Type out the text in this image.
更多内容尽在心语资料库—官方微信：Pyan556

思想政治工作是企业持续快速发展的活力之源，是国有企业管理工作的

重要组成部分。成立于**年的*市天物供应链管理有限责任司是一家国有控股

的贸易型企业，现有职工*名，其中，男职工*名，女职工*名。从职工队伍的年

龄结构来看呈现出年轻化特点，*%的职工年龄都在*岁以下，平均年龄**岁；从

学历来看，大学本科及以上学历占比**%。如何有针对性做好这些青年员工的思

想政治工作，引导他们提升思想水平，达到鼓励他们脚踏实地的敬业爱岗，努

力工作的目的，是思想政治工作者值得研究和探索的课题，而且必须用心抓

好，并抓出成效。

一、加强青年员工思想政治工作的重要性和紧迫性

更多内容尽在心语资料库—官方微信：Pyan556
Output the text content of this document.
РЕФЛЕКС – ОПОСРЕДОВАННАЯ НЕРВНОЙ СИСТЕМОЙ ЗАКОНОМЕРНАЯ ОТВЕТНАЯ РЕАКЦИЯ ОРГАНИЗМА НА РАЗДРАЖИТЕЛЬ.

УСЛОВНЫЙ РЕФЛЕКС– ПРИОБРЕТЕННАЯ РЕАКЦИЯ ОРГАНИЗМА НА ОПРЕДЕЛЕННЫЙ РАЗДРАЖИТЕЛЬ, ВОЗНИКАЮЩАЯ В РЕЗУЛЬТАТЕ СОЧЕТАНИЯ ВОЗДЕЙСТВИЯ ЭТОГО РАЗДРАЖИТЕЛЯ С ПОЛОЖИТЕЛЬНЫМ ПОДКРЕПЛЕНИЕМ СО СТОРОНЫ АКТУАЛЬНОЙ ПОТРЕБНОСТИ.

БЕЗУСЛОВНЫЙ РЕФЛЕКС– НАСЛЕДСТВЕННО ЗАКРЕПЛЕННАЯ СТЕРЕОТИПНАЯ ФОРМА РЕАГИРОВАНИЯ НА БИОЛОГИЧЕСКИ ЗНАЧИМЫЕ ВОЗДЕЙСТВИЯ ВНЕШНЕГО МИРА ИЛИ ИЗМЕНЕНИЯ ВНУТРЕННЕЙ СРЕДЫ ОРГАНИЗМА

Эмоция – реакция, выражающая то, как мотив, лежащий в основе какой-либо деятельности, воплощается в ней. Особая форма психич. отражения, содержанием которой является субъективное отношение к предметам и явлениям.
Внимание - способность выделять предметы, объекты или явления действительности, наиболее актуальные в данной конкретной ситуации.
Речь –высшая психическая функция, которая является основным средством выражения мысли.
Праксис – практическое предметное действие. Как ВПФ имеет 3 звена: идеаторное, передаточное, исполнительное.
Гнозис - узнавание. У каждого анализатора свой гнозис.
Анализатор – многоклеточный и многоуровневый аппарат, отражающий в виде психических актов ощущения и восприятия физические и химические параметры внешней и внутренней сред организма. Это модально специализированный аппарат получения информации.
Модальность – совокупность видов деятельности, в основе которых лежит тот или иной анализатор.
━━━━━━━━━━━━━━━━━━━━
> _Short exercise_
Give the number of lines in the records that contain the string "ВОЗДЕЙСТВИЯ", and nothing besides.

> _Output of the task_
2